Challenge |
Of all the lines in the data below, how many contain "JSON"? Report that number alone.

Data for processing |
Start

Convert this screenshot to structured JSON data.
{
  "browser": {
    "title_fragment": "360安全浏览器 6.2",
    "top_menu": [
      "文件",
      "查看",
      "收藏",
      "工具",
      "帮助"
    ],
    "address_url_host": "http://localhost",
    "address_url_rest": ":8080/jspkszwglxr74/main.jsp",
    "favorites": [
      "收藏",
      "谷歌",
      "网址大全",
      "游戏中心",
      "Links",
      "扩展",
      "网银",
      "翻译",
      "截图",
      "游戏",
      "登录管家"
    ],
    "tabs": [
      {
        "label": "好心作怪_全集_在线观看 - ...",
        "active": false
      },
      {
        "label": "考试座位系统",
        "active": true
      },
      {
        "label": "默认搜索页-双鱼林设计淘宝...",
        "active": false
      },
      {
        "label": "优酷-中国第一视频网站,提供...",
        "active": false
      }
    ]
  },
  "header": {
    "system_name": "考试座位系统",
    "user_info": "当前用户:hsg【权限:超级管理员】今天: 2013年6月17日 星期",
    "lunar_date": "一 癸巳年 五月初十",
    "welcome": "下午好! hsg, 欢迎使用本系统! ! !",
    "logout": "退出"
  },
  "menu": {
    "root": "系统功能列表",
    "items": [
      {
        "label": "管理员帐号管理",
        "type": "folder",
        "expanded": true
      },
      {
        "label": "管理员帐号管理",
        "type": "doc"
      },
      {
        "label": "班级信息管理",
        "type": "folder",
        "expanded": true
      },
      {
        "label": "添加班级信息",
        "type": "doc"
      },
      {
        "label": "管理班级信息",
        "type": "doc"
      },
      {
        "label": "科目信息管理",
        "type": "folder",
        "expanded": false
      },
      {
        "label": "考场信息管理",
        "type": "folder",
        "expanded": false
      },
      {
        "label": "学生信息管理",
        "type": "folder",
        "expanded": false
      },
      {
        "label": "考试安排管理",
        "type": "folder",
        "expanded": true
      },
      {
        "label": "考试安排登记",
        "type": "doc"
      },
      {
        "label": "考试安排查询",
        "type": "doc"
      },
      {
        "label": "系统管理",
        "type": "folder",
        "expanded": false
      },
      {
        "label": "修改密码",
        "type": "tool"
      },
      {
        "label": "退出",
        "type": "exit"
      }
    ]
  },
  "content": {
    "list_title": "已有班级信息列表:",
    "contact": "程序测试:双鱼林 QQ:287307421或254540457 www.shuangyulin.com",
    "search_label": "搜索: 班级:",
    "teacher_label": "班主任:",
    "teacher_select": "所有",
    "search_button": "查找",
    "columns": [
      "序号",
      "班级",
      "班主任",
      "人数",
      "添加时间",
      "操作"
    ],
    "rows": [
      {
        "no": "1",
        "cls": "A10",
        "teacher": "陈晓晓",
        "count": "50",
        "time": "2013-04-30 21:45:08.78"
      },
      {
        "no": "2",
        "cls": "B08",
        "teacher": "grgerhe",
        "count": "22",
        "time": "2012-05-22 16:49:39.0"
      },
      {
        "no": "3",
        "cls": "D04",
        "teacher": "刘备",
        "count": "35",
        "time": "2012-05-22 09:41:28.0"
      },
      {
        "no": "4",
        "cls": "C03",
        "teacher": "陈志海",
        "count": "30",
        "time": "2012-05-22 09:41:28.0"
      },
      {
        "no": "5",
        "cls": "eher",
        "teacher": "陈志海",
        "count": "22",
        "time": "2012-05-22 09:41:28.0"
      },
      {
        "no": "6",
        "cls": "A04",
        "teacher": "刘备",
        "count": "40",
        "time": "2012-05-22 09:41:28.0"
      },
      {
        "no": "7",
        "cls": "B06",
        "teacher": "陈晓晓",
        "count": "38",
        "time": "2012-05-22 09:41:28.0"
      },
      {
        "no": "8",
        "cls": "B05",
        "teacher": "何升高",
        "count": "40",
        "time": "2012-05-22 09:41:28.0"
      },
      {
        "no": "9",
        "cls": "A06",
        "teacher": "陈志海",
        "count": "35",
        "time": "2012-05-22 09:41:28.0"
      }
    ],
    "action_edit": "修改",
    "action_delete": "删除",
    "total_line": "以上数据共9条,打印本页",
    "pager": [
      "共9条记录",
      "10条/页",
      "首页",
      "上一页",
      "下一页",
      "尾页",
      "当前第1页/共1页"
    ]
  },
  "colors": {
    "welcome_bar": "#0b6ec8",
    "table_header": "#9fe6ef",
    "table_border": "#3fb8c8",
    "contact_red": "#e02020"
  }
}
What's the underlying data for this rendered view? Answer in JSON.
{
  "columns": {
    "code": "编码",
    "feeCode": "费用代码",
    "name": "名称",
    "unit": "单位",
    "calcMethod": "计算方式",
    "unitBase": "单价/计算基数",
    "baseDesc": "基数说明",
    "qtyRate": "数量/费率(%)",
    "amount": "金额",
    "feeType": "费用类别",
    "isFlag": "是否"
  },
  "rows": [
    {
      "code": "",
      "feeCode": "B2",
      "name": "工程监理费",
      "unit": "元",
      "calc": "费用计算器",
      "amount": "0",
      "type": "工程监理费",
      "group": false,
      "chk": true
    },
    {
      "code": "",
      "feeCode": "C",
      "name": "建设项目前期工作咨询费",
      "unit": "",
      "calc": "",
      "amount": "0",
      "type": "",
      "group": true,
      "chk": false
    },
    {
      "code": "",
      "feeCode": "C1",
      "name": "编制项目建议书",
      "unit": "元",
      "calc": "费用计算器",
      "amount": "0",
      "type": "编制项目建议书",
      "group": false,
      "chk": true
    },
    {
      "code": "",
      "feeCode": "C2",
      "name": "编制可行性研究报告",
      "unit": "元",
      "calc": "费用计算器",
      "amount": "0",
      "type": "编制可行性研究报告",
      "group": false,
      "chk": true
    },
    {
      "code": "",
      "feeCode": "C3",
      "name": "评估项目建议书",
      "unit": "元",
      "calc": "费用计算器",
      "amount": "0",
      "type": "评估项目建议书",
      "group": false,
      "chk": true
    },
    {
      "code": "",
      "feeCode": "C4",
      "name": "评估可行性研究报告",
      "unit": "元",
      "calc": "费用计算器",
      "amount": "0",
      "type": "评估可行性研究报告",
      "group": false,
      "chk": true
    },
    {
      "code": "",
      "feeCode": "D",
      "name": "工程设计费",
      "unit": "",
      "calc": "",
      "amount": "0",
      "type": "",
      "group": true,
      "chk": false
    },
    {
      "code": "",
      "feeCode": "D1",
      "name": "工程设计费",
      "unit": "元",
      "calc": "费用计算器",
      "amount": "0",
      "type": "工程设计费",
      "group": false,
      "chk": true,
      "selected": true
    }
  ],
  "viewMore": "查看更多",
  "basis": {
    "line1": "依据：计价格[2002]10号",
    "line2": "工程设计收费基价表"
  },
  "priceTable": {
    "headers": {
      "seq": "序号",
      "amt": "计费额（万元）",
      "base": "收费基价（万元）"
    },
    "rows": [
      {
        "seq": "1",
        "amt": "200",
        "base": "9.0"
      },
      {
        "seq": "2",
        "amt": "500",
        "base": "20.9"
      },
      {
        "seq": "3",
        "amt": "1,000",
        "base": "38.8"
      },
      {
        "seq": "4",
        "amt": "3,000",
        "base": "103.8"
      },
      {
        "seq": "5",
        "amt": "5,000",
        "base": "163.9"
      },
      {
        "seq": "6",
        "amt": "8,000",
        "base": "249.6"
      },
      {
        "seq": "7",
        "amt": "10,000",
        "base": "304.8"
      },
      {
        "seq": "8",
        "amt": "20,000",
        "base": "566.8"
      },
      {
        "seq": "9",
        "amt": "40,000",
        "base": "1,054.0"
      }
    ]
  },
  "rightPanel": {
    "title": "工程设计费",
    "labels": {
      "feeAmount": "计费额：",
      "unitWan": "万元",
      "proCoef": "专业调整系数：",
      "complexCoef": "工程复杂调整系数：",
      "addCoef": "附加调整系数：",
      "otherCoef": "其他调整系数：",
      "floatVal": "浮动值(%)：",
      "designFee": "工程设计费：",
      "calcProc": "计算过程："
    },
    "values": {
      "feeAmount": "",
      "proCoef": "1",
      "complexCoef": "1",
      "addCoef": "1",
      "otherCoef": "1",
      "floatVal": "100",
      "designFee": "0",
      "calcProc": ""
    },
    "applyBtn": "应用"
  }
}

End

Result of the exercise |
2